DIRECTIONS =>
Print every entry exactly as written.

(Stored entries)
— Begin —

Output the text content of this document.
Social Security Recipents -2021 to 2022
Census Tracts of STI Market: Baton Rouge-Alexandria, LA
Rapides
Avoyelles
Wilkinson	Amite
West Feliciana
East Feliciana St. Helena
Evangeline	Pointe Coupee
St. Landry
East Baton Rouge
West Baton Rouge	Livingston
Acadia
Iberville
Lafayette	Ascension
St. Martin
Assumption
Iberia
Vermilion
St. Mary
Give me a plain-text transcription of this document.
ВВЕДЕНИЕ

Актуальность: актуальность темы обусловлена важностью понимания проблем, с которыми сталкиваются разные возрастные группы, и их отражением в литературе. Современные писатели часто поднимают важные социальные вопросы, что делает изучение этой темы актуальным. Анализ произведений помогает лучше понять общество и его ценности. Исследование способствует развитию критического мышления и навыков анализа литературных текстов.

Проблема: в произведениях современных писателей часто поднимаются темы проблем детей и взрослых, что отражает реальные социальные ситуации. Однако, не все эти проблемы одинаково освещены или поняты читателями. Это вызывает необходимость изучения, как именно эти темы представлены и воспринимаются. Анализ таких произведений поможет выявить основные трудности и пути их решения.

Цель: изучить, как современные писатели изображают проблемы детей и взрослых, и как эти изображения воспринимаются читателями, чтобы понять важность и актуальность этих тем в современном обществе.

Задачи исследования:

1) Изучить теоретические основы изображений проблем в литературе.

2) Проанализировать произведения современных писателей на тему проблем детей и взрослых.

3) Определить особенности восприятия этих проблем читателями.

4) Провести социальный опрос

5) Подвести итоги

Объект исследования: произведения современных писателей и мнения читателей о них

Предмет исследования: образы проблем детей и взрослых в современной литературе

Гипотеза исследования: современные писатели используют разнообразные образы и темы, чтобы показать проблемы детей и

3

— End —

FINAL RESULT =>
Output the text content of this document.
Social Security Recipents -2021 to 2022
Census Tracts of STI Market: Baton Rouge-Alexandria, LA
Rapides
Avoyelles
Wilkinson	Amite
West Feliciana
East Feliciana St. Helena
Evangeline	Pointe Coupee
St. Landry
East Baton Rouge
West Baton Rouge	Livingston
Acadia
Iberville
Lafayette	Ascension
St. Martin
Assumption
Iberia
Vermilion
St. Mary
Give me a plain-text transcription of this document.
ВВЕДЕНИЕ

Актуальность: актуальность темы обусловлена важностью понимания проблем, с которыми сталкиваются разные возрастные группы, и их отражением в литературе. Современные писатели часто поднимают важные социальные вопросы, что делает изучение этой темы актуальным. Анализ произведений помогает лучше понять общество и его ценности. Исследование способствует развитию критического мышления и навыков анализа литературных текстов.

Проблема: в произведениях современных писателей часто поднимаются темы проблем детей и взрослых, что отражает реальные социальные ситуации. Однако, не все эти проблемы одинаково освещены или поняты читателями. Это вызывает необходимость изучения, как именно эти темы представлены и воспринимаются. Анализ таких произведений поможет выявить основные трудности и пути их решения.

Цель: изучить, как современные писатели изображают проблемы детей и взрослых, и как эти изображения воспринимаются читателями, чтобы понять важность и актуальность этих тем в современном обществе.

Задачи исследования:

1) Изучить теоретические основы изображений проблем в литературе.

2) Проанализировать произведения современных писателей на тему проблем детей и взрослых.

3) Определить особенности восприятия этих проблем читателями.

4) Провести социальный опрос

5) Подвести итоги

Объект исследования: произведения современных писателей и мнения читателей о них

Предмет исследования: образы проблем детей и взрослых в современной литературе

Гипотеза исследования: современные писатели используют разнообразные образы и темы, чтобы показать проблемы детей и

3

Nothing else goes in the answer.